Every entry must be copied word for word.
--- Begin DATA TO USE ---
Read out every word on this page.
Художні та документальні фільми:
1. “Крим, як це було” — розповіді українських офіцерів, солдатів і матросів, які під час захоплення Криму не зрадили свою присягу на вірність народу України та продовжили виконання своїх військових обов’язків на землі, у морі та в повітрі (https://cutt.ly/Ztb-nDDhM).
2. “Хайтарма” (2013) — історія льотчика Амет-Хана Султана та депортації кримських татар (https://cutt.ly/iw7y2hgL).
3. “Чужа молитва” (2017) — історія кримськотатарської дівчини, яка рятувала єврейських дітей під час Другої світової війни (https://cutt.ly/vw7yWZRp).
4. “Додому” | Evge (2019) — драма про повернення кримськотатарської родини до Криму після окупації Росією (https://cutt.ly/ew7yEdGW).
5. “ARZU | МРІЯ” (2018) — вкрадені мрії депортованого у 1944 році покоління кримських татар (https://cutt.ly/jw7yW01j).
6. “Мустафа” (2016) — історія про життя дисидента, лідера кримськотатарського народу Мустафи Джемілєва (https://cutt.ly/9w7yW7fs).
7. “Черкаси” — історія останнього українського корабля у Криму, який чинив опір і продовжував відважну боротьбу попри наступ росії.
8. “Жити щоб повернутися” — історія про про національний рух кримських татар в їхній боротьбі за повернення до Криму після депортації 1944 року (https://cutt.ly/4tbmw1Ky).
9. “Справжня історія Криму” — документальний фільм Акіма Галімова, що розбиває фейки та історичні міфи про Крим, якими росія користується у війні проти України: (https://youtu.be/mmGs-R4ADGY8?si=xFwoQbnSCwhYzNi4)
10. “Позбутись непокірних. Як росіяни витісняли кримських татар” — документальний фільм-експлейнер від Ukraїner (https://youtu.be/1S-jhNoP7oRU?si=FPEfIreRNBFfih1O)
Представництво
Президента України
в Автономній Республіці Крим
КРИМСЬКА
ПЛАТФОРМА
--- End DATA TO USE ---
_THE REPLY_:
Read out every word on this page.
Художні та документальні фільми:
1. “Крим, як це було” — розповіді українських офіцерів, солдатів і матросів, які під час захоплення Криму не зрадили свою присягу на вірність народу України та продовжили виконання своїх військових обов’язків на землі, у морі та в повітрі (https://cutt.ly/Ztb-nDDhM).
2. “Хайтарма” (2013) — історія льотчика Амет-Хана Султана та депортації кримських татар (https://cutt.ly/iw7y2hgL).
3. “Чужа молитва” (2017) — історія кримськотатарської дівчини, яка рятувала єврейських дітей під час Другої світової війни (https://cutt.ly/vw7yWZRp).
4. “Додому” | Evge (2019) — драма про повернення кримськотатарської родини до Криму після окупації Росією (https://cutt.ly/ew7yEdGW).
5. “ARZU | МРІЯ” (2018) — вкрадені мрії депортованого у 1944 році покоління кримських татар (https://cutt.ly/jw7yW01j).
6. “Мустафа” (2016) — історія про життя дисидента, лідера кримськотатарського народу Мустафи Джемілєва (https://cutt.ly/9w7yW7fs).
7. “Черкаси” — історія останнього українського корабля у Криму, який чинив опір і продовжував відважну боротьбу попри наступ росії.
8. “Жити щоб повернутися” — історія про про національний рух кримських татар в їхній боротьбі за повернення до Криму після депортації 1944 року (https://cutt.ly/4tbmw1Ky).
9. “Справжня історія Криму” — документальний фільм Акіма Галімова, що розбиває фейки та історичні міфи про Крим, якими росія користується у війні проти України: (https://youtu.be/mmGs-R4ADGY8?si=xFwoQbnSCwhYzNi4)
10. “Позбутись непокірних. Як росіяни витісняли кримських татар” — документальний фільм-експлейнер від Ukraїner (https://youtu.be/1S-jhNoP7oRU?si=FPEfIreRNBFfih1O)
Представництво
Президента України
в Автономній Республіці Крим
КРИМСЬКА
ПЛАТФОРМА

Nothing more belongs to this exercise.